[Rows from a figure dataset]
########################################
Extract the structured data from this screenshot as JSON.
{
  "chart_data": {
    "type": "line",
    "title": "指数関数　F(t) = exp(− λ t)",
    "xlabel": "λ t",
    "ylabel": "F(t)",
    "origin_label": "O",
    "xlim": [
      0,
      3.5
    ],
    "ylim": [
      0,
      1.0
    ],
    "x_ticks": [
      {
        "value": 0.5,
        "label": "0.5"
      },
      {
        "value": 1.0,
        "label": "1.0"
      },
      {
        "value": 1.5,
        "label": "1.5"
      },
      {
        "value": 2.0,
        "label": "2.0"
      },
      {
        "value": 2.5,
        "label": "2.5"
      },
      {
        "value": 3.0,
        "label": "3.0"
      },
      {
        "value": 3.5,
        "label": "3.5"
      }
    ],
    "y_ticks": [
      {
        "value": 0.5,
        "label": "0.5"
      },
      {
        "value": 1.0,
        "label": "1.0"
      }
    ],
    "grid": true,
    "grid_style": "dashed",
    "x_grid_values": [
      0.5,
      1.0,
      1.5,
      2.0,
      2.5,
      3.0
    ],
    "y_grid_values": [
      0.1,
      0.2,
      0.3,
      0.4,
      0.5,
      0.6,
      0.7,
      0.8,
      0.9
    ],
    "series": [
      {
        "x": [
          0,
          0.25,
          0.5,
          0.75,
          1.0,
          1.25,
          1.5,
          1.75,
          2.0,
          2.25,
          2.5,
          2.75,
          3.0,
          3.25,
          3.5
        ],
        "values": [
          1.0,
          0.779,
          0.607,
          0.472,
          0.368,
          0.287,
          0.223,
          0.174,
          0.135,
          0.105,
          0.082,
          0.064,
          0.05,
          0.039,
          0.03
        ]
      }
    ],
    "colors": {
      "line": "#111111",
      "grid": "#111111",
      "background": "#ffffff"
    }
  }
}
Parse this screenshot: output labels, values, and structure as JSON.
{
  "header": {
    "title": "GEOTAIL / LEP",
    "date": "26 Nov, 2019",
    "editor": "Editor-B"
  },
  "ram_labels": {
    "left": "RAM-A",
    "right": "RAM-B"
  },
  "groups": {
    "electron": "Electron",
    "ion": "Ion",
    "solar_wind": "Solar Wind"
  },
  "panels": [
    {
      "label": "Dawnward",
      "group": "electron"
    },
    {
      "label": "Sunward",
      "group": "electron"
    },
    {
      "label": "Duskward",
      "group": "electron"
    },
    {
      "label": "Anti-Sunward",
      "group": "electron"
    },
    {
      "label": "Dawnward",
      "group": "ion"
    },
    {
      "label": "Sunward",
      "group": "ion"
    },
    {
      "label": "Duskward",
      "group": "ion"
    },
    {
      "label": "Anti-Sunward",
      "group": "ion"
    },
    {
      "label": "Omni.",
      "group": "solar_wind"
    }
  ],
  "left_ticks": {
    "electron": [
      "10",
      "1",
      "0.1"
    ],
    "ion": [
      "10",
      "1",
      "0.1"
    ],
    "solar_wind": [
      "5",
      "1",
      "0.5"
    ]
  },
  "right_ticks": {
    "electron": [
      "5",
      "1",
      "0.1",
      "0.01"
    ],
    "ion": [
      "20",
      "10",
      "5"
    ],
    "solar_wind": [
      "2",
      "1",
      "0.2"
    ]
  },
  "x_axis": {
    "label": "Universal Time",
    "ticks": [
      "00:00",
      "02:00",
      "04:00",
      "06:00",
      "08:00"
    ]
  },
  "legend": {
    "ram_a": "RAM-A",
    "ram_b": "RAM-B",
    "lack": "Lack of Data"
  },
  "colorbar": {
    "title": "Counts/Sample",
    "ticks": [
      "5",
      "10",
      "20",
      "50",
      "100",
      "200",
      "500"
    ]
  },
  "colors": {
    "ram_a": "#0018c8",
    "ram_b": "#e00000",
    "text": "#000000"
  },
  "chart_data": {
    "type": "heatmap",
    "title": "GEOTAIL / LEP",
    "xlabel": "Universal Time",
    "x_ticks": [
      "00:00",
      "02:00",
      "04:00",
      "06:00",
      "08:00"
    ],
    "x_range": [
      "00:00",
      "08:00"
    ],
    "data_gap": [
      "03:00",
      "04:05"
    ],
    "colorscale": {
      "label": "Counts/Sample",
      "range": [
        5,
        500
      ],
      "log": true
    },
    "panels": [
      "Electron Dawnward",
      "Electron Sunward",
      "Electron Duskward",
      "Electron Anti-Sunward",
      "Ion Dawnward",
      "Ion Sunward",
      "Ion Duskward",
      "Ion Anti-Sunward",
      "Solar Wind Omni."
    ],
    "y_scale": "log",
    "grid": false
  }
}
########################################
- Task to complete -
Write out the material from the first line to the last, exactly.

- Response -
Extract the structured data from this screenshot as JSON.
{
  "chart_data": {
    "type": "line",
    "title": "指数関数　F(t) = exp(− λ t)",
    "xlabel": "λ t",
    "ylabel": "F(t)",
    "origin_label": "O",
    "xlim": [
      0,
      3.5
    ],
    "ylim": [
      0,
      1.0
    ],
    "x_ticks": [
      {
        "value": 0.5,
        "label": "0.5"
      },
      {
        "value": 1.0,
        "label": "1.0"
      },
      {
        "value": 1.5,
        "label": "1.5"
      },
      {
        "value": 2.0,
        "label": "2.0"
      },
      {
        "value": 2.5,
        "label": "2.5"
      },
      {
        "value": 3.0,
        "label": "3.0"
      },
      {
        "value": 3.5,
        "label": "3.5"
      }
    ],
    "y_ticks": [
      {
        "value": 0.5,
        "label": "0.5"
      },
      {
        "value": 1.0,
        "label": "1.0"
      }
    ],
    "grid": true,
    "grid_style": "dashed",
    "x_grid_values": [
      0.5,
      1.0,
      1.5,
      2.0,
      2.5,
      3.0
    ],
    "y_grid_values": [
      0.1,
      0.2,
      0.3,
      0.4,
      0.5,
      0.6,
      0.7,
      0.8,
      0.9
    ],
    "series": [
      {
        "x": [
          0,
          0.25,
          0.5,
          0.75,
          1.0,
          1.25,
          1.5,
          1.75,
          2.0,
          2.25,
          2.5,
          2.75,
          3.0,
          3.25,
          3.5
        ],
        "values": [
          1.0,
          0.779,
          0.607,
          0.472,
          0.368,
          0.287,
          0.223,
          0.174,
          0.135,
          0.105,
          0.082,
          0.064,
          0.05,
          0.039,
          0.03
        ]
      }
    ],
    "colors": {
      "line": "#111111",
      "grid": "#111111",
      "background": "#ffffff"
    }
  }
}
Parse this screenshot: output labels, values, and structure as JSON.
{
  "header": {
    "title": "GEOTAIL / LEP",
    "date": "26 Nov, 2019",
    "editor": "Editor-B"
  },
  "ram_labels": {
    "left": "RAM-A",
    "right": "RAM-B"
  },
  "groups": {
    "electron": "Electron",
    "ion": "Ion",
    "solar_wind": "Solar Wind"
  },
  "panels": [
    {
      "label": "Dawnward",
      "group": "electron"
    },
    {
      "label": "Sunward",
      "group": "electron"
    },
    {
      "label": "Duskward",
      "group": "electron"
    },
    {
      "label": "Anti-Sunward",
      "group": "electron"
    },
    {
      "label": "Dawnward",
      "group": "ion"
    },
    {
      "label": "Sunward",
      "group": "ion"
    },
    {
      "label": "Duskward",
      "group": "ion"
    },
    {
      "label": "Anti-Sunward",
      "group": "ion"
    },
    {
      "label": "Omni.",
      "group": "solar_wind"
    }
  ],
  "left_ticks": {
    "electron": [
      "10",
      "1",
      "0.1"
    ],
    "ion": [
      "10",
      "1",
      "0.1"
    ],
    "solar_wind": [
      "5",
      "1",
      "0.5"
    ]
  },
  "right_ticks": {
    "electron": [
      "5",
      "1",
      "0.1",
      "0.01"
    ],
    "ion": [
      "20",
      "10",
      "5"
    ],
    "solar_wind": [
      "2",
      "1",
      "0.2"
    ]
  },
  "x_axis": {
    "label": "Universal Time",
    "ticks": [
      "00:00",
      "02:00",
      "04:00",
      "06:00",
      "08:00"
    ]
  },
  "legend": {
    "ram_a": "RAM-A",
    "ram_b": "RAM-B",
    "lack": "Lack of Data"
  },
  "colorbar": {
    "title": "Counts/Sample",
    "ticks": [
      "5",
      "10",
      "20",
      "50",
      "100",
      "200",
      "500"
    ]
  },
  "colors": {
    "ram_a": "#0018c8",
    "ram_b": "#e00000",
    "text": "#000000"
  },
  "chart_data": {
    "type": "heatmap",
    "title": "GEOTAIL / LEP",
    "xlabel": "Universal Time",
    "x_ticks": [
      "00:00",
      "02:00",
      "04:00",
      "06:00",
      "08:00"
    ],
    "x_range": [
      "00:00",
      "08:00"
    ],
    "data_gap": [
      "03:00",
      "04:05"
    ],
    "colorscale": {
      "label": "Counts/Sample",
      "range": [
        5,
        500
      ],
      "log": true
    },
    "panels": [
      "Electron Dawnward",
      "Electron Sunward",
      "Electron Duskward",
      "Electron Anti-Sunward",
      "Ion Dawnward",
      "Ion Sunward",
      "Ion Duskward",
      "Ion Anti-Sunward",
      "Solar Wind Omni."
    ],
    "y_scale": "log",
    "grid": false
  }
}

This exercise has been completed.